> _Information supplied_:
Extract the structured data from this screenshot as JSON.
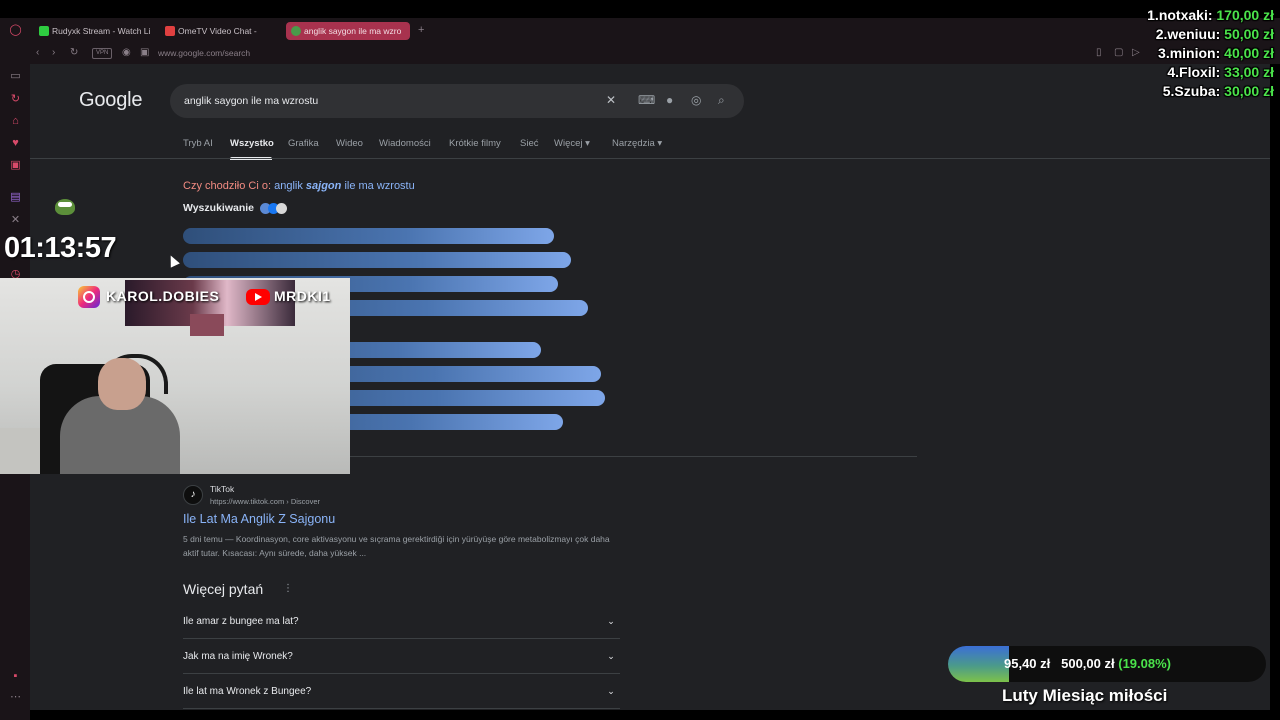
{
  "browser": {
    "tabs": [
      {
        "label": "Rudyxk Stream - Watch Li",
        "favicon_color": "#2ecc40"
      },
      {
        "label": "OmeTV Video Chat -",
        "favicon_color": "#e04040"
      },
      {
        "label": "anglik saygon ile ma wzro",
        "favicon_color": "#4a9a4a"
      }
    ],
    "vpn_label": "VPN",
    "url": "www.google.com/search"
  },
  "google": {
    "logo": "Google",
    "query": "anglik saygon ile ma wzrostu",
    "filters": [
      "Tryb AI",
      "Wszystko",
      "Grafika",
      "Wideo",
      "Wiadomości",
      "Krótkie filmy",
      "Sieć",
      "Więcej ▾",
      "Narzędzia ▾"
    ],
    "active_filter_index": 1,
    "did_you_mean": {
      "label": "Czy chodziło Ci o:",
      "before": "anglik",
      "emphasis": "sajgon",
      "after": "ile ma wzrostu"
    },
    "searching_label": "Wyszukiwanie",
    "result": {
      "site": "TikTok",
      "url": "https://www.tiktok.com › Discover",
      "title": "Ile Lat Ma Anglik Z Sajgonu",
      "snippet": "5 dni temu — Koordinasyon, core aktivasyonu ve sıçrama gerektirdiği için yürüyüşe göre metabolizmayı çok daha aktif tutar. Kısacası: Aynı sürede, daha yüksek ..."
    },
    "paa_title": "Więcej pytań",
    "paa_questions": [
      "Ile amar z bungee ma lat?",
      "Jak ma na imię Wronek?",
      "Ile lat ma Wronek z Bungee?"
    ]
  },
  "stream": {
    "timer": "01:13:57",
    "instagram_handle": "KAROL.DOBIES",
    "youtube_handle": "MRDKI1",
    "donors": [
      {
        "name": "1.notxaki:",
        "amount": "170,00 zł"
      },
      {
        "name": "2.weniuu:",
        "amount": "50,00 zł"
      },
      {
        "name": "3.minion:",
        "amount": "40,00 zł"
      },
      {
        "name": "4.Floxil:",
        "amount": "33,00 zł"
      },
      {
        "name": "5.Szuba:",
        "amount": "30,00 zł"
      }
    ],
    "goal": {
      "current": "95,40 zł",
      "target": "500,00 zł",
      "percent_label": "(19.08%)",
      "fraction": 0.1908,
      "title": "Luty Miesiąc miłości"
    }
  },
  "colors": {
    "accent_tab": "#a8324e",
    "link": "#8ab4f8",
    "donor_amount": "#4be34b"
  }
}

> _Exercise aim_: Show every line from the entries above in which "saygon" appears.

> _Task output_:
        "label": "anglik saygon ile ma wzro",
    "query": "anglik saygon ile ma wzrostu",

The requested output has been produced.